Required work – Write out, precisely and in full, each line of the material.

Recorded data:
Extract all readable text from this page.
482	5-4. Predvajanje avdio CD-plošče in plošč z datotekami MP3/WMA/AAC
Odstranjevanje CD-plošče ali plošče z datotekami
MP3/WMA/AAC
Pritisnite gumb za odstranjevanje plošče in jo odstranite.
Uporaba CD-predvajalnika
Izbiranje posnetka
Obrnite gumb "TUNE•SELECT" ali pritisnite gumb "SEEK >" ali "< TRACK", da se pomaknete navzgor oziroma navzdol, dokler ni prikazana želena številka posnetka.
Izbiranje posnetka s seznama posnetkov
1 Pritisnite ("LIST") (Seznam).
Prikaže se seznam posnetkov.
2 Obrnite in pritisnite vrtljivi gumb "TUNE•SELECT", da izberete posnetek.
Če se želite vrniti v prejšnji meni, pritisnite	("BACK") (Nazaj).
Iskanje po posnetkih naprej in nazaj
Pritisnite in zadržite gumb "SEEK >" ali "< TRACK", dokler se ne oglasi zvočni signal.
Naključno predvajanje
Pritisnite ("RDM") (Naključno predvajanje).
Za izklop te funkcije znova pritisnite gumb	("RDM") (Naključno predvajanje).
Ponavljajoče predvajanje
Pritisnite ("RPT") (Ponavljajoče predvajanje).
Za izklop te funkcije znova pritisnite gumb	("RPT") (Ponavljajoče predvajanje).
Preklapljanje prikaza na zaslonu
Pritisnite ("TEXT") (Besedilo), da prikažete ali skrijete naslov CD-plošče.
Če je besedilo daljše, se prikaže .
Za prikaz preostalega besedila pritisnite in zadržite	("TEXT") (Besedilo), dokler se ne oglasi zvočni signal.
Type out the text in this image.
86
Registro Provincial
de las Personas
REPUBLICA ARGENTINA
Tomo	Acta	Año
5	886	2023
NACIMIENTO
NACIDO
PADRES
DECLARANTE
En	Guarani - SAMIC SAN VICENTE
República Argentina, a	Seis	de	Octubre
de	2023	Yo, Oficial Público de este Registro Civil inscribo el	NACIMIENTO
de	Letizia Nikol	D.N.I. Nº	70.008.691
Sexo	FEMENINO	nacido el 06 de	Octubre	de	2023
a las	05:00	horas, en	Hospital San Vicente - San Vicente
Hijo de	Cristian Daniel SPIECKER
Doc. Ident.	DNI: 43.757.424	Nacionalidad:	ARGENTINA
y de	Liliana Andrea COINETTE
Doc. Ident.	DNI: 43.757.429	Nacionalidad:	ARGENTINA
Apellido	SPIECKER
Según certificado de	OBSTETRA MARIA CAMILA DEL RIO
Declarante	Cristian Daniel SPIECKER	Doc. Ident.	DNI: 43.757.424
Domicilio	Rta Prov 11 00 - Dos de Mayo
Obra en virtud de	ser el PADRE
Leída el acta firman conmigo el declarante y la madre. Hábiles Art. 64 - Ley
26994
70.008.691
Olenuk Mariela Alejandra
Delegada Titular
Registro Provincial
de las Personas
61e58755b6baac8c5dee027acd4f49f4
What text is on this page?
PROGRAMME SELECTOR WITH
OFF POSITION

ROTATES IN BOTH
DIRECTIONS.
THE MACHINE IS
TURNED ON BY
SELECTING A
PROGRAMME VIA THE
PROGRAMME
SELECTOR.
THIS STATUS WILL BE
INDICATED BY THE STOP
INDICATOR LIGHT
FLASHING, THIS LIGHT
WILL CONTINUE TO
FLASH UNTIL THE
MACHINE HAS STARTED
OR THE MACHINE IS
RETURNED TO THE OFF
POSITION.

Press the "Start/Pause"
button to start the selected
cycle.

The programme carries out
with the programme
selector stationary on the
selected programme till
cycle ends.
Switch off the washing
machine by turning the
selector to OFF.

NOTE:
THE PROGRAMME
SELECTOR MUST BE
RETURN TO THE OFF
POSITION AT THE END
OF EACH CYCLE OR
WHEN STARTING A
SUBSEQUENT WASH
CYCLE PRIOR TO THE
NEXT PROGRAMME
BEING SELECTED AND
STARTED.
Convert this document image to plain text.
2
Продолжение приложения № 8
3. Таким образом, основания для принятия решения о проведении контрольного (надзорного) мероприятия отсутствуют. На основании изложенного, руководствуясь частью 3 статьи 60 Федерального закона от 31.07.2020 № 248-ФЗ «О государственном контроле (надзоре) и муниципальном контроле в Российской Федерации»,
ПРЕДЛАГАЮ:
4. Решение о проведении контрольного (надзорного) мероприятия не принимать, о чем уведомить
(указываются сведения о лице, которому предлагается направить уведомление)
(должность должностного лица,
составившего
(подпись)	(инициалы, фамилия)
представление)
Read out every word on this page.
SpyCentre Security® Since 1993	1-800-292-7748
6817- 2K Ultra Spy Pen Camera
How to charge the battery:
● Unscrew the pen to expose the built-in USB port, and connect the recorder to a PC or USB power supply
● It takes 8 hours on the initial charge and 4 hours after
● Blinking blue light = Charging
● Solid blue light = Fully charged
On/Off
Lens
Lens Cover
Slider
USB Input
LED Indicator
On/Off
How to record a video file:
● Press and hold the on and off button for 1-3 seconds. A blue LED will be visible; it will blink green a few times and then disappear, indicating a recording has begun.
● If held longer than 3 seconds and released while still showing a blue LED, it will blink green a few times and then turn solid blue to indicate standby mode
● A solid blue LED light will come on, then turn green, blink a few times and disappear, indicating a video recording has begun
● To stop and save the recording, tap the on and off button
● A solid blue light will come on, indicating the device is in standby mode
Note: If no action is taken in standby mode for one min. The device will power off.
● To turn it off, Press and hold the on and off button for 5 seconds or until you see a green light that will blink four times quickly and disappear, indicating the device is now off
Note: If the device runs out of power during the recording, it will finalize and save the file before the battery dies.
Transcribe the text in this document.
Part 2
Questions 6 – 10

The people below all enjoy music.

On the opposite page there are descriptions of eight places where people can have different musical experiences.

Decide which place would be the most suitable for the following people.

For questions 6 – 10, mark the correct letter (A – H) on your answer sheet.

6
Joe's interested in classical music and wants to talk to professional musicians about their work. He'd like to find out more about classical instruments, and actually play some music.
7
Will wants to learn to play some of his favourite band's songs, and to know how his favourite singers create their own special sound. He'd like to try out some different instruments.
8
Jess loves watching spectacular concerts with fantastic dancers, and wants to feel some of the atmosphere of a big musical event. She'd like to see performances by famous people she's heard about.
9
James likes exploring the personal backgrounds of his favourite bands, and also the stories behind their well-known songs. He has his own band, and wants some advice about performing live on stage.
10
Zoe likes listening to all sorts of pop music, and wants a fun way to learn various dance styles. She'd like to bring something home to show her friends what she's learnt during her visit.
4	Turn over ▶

Output of the task –
Extract all readable text from this page.
482	5-4. Predvajanje avdio CD-plošče in plošč z datotekami MP3/WMA/AAC
Odstranjevanje CD-plošče ali plošče z datotekami
MP3/WMA/AAC
Pritisnite gumb za odstranjevanje plošče in jo odstranite.
Uporaba CD-predvajalnika
Izbiranje posnetka
Obrnite gumb "TUNE•SELECT" ali pritisnite gumb "SEEK >" ali "< TRACK", da se pomaknete navzgor oziroma navzdol, dokler ni prikazana želena številka posnetka.
Izbiranje posnetka s seznama posnetkov
1 Pritisnite ("LIST") (Seznam).
Prikaže se seznam posnetkov.
2 Obrnite in pritisnite vrtljivi gumb "TUNE•SELECT", da izberete posnetek.
Če se želite vrniti v prejšnji meni, pritisnite	("BACK") (Nazaj).
Iskanje po posnetkih naprej in nazaj
Pritisnite in zadržite gumb "SEEK >" ali "< TRACK", dokler se ne oglasi zvočni signal.
Naključno predvajanje
Pritisnite ("RDM") (Naključno predvajanje).
Za izklop te funkcije znova pritisnite gumb	("RDM") (Naključno predvajanje).
Ponavljajoče predvajanje
Pritisnite ("RPT") (Ponavljajoče predvajanje).
Za izklop te funkcije znova pritisnite gumb	("RPT") (Ponavljajoče predvajanje).
Preklapljanje prikaza na zaslonu
Pritisnite ("TEXT") (Besedilo), da prikažete ali skrijete naslov CD-plošče.
Če je besedilo daljše, se prikaže .
Za prikaz preostalega besedila pritisnite in zadržite	("TEXT") (Besedilo), dokler se ne oglasi zvočni signal.
Type out the text in this image.
86
Registro Provincial
de las Personas
REPUBLICA ARGENTINA
Tomo	Acta	Año
5	886	2023
NACIMIENTO
NACIDO
PADRES
DECLARANTE
En	Guarani - SAMIC SAN VICENTE
República Argentina, a	Seis	de	Octubre
de	2023	Yo, Oficial Público de este Registro Civil inscribo el	NACIMIENTO
de	Letizia Nikol	D.N.I. Nº	70.008.691
Sexo	FEMENINO	nacido el 06 de	Octubre	de	2023
a las	05:00	horas, en	Hospital San Vicente - San Vicente
Hijo de	Cristian Daniel SPIECKER
Doc. Ident.	DNI: 43.757.424	Nacionalidad:	ARGENTINA
y de	Liliana Andrea COINETTE
Doc. Ident.	DNI: 43.757.429	Nacionalidad:	ARGENTINA
Apellido	SPIECKER
Según certificado de	OBSTETRA MARIA CAMILA DEL RIO
Declarante	Cristian Daniel SPIECKER	Doc. Ident.	DNI: 43.757.424
Domicilio	Rta Prov 11 00 - Dos de Mayo
Obra en virtud de	ser el PADRE
Leída el acta firman conmigo el declarante y la madre. Hábiles Art. 64 - Ley
26994
70.008.691
Olenuk Mariela Alejandra
Delegada Titular
Registro Provincial
de las Personas
61e58755b6baac8c5dee027acd4f49f4
What text is on this page?
PROGRAMME SELECTOR WITH
OFF POSITION

ROTATES IN BOTH
DIRECTIONS.
THE MACHINE IS
TURNED ON BY
SELECTING A
PROGRAMME VIA THE
PROGRAMME
SELECTOR.
THIS STATUS WILL BE
INDICATED BY THE STOP
INDICATOR LIGHT
FLASHING, THIS LIGHT
WILL CONTINUE TO
FLASH UNTIL THE
MACHINE HAS STARTED
OR THE MACHINE IS
RETURNED TO THE OFF
POSITION.

Press the "Start/Pause"
button to start the selected
cycle.

The programme carries out
with the programme
selector stationary on the
selected programme till
cycle ends.
Switch off the washing
machine by turning the
selector to OFF.

NOTE:
THE PROGRAMME
SELECTOR MUST BE
RETURN TO THE OFF
POSITION AT THE END
OF EACH CYCLE OR
WHEN STARTING A
SUBSEQUENT WASH
CYCLE PRIOR TO THE
NEXT PROGRAMME
BEING SELECTED AND
STARTED.
Convert this document image to plain text.
2
Продолжение приложения № 8
3. Таким образом, основания для принятия решения о проведении контрольного (надзорного) мероприятия отсутствуют. На основании изложенного, руководствуясь частью 3 статьи 60 Федерального закона от 31.07.2020 № 248-ФЗ «О государственном контроле (надзоре) и муниципальном контроле в Российской Федерации»,
ПРЕДЛАГАЮ:
4. Решение о проведении контрольного (надзорного) мероприятия не принимать, о чем уведомить
(указываются сведения о лице, которому предлагается направить уведомление)
(должность должностного лица,
составившего
(подпись)	(инициалы, фамилия)
представление)
Read out every word on this page.
SpyCentre Security® Since 1993	1-800-292-7748
6817- 2K Ultra Spy Pen Camera
How to charge the battery:
● Unscrew the pen to expose the built-in USB port, and connect the recorder to a PC or USB power supply
● It takes 8 hours on the initial charge and 4 hours after
● Blinking blue light = Charging
● Solid blue light = Fully charged
On/Off
Lens
Lens Cover
Slider
USB Input
LED Indicator
On/Off
How to record a video file:
● Press and hold the on and off button for 1-3 seconds. A blue LED will be visible; it will blink green a few times and then disappear, indicating a recording has begun.
● If held longer than 3 seconds and released while still showing a blue LED, it will blink green a few times and then turn solid blue to indicate standby mode
● A solid blue LED light will come on, then turn green, blink a few times and disappear, indicating a video recording has begun
● To stop and save the recording, tap the on and off button
● A solid blue light will come on, indicating the device is in standby mode
Note: If no action is taken in standby mode for one min. The device will power off.
● To turn it off, Press and hold the on and off button for 5 seconds or until you see a green light that will blink four times quickly and disappear, indicating the device is now off
Note: If the device runs out of power during the recording, it will finalize and save the file before the battery dies.
Transcribe the text in this document.
Part 2
Questions 6 – 10

The people below all enjoy music.

On the opposite page there are descriptions of eight places where people can have different musical experiences.

Decide which place would be the most suitable for the following people.

For questions 6 – 10, mark the correct letter (A – H) on your answer sheet.

6
Joe's interested in classical music and wants to talk to professional musicians about their work. He'd like to find out more about classical instruments, and actually play some music.
7
Will wants to learn to play some of his favourite band's songs, and to know how his favourite singers create their own special sound. He'd like to try out some different instruments.
8
Jess loves watching spectacular concerts with fantastic dancers, and wants to feel some of the atmosphere of a big musical event. She'd like to see performances by famous people she's heard about.
9
James likes exploring the personal backgrounds of his favourite bands, and also the stories behind their well-known songs. He has his own band, and wants some advice about performing live on stage.
10
Zoe likes listening to all sorts of pop music, and wants a fun way to learn various dance styles. She'd like to bring something home to show her friends what she's learnt during her visit.
4	Turn over ▶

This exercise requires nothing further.